** START OF DATA RECORDS **

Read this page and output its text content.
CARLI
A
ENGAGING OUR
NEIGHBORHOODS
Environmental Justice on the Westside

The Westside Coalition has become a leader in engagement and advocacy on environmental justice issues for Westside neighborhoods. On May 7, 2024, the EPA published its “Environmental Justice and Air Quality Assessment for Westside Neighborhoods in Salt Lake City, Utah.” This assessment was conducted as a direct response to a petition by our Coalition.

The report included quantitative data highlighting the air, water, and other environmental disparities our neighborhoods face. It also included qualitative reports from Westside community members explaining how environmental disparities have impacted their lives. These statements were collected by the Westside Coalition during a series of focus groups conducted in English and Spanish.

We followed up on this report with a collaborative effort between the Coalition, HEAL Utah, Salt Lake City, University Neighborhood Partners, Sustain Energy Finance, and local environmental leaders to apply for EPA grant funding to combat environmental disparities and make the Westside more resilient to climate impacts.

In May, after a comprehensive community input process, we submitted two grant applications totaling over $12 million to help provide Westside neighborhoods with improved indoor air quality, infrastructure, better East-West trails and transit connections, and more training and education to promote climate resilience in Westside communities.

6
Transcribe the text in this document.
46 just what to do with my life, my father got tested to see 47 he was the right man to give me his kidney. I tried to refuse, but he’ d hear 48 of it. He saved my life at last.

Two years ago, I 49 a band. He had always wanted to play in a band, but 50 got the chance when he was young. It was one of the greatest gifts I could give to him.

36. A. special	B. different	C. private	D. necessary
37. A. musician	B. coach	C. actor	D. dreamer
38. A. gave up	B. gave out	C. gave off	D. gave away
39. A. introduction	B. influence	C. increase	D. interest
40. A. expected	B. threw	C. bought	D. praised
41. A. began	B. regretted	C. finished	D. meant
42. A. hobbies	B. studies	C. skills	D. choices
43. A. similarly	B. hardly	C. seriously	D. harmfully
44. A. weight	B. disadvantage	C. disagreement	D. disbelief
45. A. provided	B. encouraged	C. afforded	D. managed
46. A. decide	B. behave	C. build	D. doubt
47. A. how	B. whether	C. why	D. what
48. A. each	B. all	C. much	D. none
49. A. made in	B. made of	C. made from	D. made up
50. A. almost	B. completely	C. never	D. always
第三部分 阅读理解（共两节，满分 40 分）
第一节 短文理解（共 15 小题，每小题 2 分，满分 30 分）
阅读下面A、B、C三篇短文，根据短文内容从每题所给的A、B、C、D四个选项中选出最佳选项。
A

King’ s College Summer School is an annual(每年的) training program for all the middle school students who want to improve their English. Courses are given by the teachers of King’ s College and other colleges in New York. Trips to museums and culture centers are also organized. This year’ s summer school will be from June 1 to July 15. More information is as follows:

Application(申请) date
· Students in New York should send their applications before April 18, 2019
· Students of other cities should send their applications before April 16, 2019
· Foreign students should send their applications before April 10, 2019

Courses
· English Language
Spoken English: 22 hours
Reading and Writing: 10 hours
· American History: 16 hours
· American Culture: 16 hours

** END OF DATA RECORDS **

THE EXERCISE
Copy every line above in which the string "before" shows up.

RESULT BELOW
· Students in New York should send their applications before April 18, 2019
· Students of other cities should send their applications before April 16, 2019
· Foreign students should send their applications before April 10, 2019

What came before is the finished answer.